_Extracted information_
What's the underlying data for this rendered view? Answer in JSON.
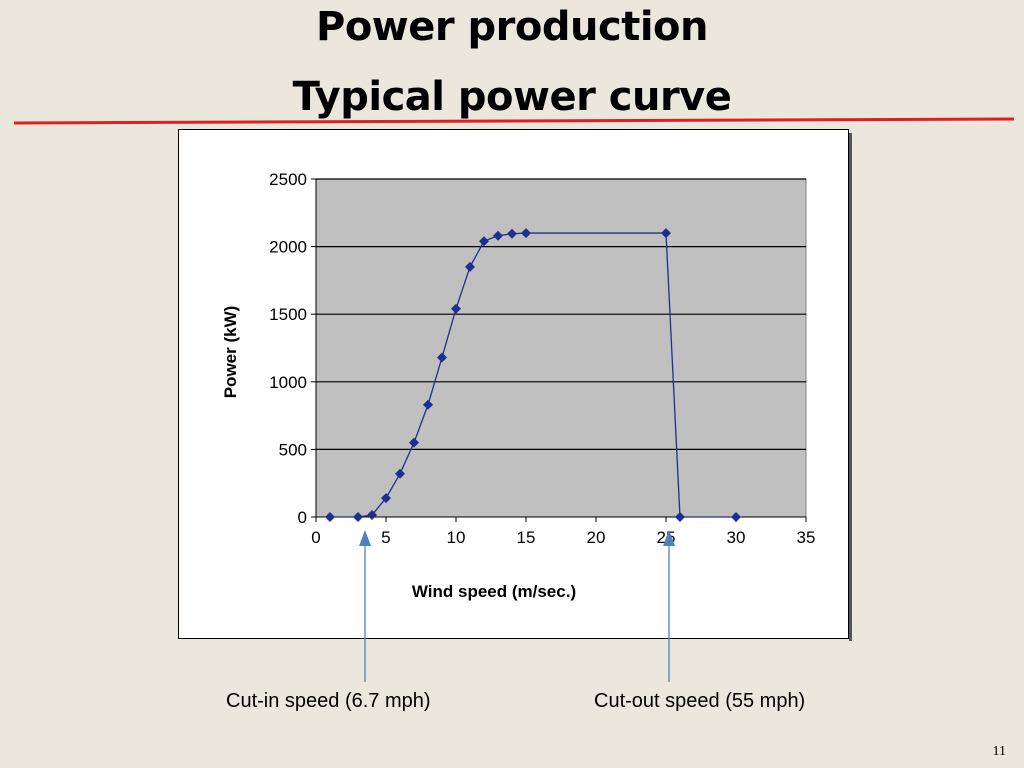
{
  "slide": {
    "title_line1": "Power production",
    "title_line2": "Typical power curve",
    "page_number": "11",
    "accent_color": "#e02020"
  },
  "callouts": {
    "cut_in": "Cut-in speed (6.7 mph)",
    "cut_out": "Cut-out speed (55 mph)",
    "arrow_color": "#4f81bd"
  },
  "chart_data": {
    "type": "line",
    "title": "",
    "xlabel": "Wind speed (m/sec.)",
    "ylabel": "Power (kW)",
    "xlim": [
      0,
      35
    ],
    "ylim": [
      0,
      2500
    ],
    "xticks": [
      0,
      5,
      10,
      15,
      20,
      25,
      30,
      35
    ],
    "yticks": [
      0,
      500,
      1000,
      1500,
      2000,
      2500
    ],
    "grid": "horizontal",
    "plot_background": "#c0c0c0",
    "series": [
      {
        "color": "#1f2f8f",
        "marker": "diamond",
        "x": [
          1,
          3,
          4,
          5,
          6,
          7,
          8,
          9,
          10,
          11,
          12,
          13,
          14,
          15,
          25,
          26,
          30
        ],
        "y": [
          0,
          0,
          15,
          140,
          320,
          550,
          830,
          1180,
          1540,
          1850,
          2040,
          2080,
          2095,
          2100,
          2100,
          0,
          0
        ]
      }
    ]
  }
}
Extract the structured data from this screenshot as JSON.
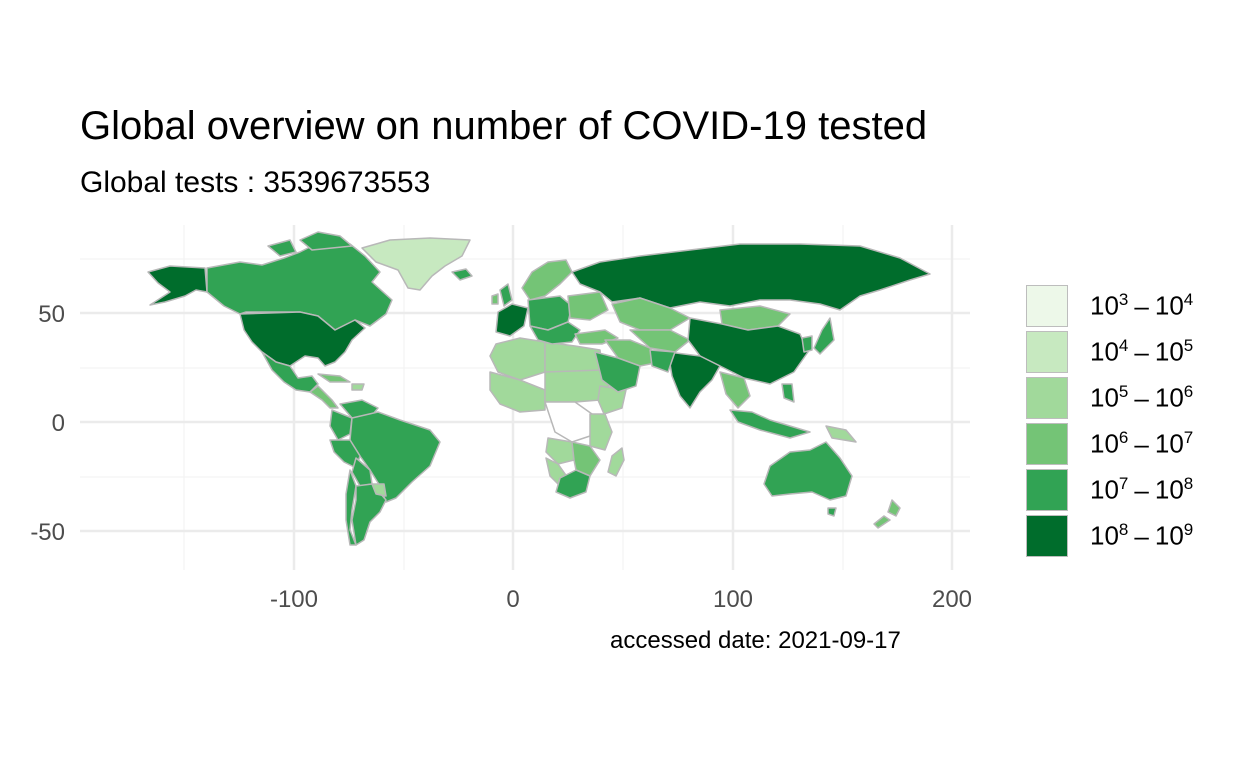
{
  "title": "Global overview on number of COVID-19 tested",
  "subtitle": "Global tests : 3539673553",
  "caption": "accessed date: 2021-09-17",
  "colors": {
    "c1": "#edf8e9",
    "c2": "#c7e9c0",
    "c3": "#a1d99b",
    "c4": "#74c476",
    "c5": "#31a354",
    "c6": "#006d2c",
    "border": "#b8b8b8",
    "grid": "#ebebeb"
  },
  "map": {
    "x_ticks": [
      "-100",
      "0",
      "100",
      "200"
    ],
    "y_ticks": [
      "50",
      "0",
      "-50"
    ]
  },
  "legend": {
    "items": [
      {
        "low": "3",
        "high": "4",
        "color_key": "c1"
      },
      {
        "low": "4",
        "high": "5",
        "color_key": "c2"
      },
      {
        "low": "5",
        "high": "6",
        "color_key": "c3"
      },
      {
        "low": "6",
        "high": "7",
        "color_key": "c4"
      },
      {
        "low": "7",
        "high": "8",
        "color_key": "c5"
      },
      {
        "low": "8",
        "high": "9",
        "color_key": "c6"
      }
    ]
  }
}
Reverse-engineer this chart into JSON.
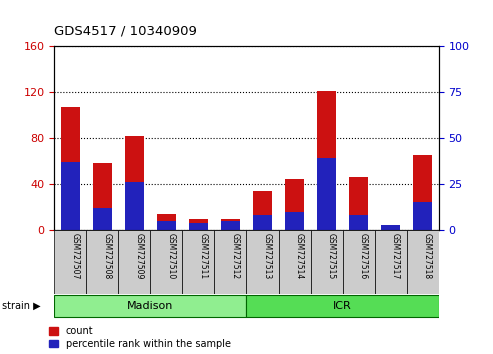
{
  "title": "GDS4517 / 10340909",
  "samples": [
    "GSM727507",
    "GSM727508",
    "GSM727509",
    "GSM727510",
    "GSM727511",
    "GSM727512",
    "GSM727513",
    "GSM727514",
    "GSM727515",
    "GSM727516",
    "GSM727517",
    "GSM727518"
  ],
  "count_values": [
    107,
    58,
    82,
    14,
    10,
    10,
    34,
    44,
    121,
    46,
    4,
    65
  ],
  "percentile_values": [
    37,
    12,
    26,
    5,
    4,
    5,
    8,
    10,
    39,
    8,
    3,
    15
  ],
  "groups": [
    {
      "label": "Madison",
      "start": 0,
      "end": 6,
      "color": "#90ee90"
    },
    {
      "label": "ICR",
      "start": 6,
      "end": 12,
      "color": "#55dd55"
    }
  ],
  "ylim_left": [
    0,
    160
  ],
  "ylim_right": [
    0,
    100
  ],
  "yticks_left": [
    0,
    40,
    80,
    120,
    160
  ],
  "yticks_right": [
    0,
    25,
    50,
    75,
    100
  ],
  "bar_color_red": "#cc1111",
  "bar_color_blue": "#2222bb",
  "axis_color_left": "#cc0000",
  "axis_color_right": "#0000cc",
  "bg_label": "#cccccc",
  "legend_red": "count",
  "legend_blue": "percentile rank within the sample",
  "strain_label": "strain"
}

_To do_
Using the material above, retype each entry exactly and omit the pictures.

_Full output_
What's the underlying data for this rendered view? Answer in JSON.
{
  "slide": {
    "title_line1": "Power production",
    "title_line2": "Typical power curve",
    "page_number": "11",
    "accent_color": "#e02020"
  },
  "callouts": {
    "cut_in": "Cut-in speed (6.7 mph)",
    "cut_out": "Cut-out speed (55 mph)",
    "arrow_color": "#4f81bd"
  },
  "chart_data": {
    "type": "line",
    "title": "",
    "xlabel": "Wind speed (m/sec.)",
    "ylabel": "Power (kW)",
    "xlim": [
      0,
      35
    ],
    "ylim": [
      0,
      2500
    ],
    "xticks": [
      0,
      5,
      10,
      15,
      20,
      25,
      30,
      35
    ],
    "yticks": [
      0,
      500,
      1000,
      1500,
      2000,
      2500
    ],
    "grid": "horizontal",
    "plot_background": "#c0c0c0",
    "series": [
      {
        "color": "#1f2f8f",
        "marker": "diamond",
        "x": [
          1,
          3,
          4,
          5,
          6,
          7,
          8,
          9,
          10,
          11,
          12,
          13,
          14,
          15,
          25,
          26,
          30
        ],
        "y": [
          0,
          0,
          15,
          140,
          320,
          550,
          830,
          1180,
          1540,
          1850,
          2040,
          2080,
          2095,
          2100,
          2100,
          0,
          0
        ]
      }
    ]
  }
}
Extract the structured data from this screenshot as JSON.
{
  "title": "Global overview on number of COVID-19 tested",
  "subtitle": "Global tests : 3539673553",
  "caption": "accessed date: 2021-09-17",
  "colors": {
    "c1": "#edf8e9",
    "c2": "#c7e9c0",
    "c3": "#a1d99b",
    "c4": "#74c476",
    "c5": "#31a354",
    "c6": "#006d2c",
    "border": "#b8b8b8",
    "grid": "#ebebeb"
  },
  "map": {
    "x_ticks": [
      "-100",
      "0",
      "100",
      "200"
    ],
    "y_ticks": [
      "50",
      "0",
      "-50"
    ]
  },
  "legend": {
    "items": [
      {
        "low": "3",
        "high": "4",
        "color_key": "c1"
      },
      {
        "low": "4",
        "high": "5",
        "color_key": "c2"
      },
      {
        "low": "5",
        "high": "6",
        "color_key": "c3"
      },
      {
        "low": "6",
        "high": "7",
        "color_key": "c4"
      },
      {
        "low": "7",
        "high": "8",
        "color_key": "c5"
      },
      {
        "low": "8",
        "high": "9",
        "color_key": "c6"
      }
    ]
  }
}
Reverse-engineer this chart into JSON.
{
  "title": "GDS4517 / 10340909",
  "samples": [
    "GSM727507",
    "GSM727508",
    "GSM727509",
    "GSM727510",
    "GSM727511",
    "GSM727512",
    "GSM727513",
    "GSM727514",
    "GSM727515",
    "GSM727516",
    "GSM727517",
    "GSM727518"
  ],
  "count_values": [
    107,
    58,
    82,
    14,
    10,
    10,
    34,
    44,
    121,
    46,
    4,
    65
  ],
  "percentile_values": [
    37,
    12,
    26,
    5,
    4,
    5,
    8,
    10,
    39,
    8,
    3,
    15
  ],
  "groups": [
    {
      "label": "Madison",
      "start": 0,
      "end": 6,
      "color": "#90ee90"
    },
    {
      "label": "ICR",
      "start": 6,
      "end": 12,
      "color": "#55dd55"
    }
  ],
  "ylim_left": [
    0,
    160
  ],
  "ylim_right": [
    0,
    100
  ],
  "yticks_left": [
    0,
    40,
    80,
    120,
    160
  ],
  "yticks_right": [
    0,
    25,
    50,
    75,
    100
  ],
  "bar_color_red": "#cc1111",
  "bar_color_blue": "#2222bb",
  "axis_color_left": "#cc0000",
  "axis_color_right": "#0000cc",
  "bg_label": "#cccccc",
  "legend_red": "count",
  "legend_blue": "percentile rank within the sample",
  "strain_label": "strain"
}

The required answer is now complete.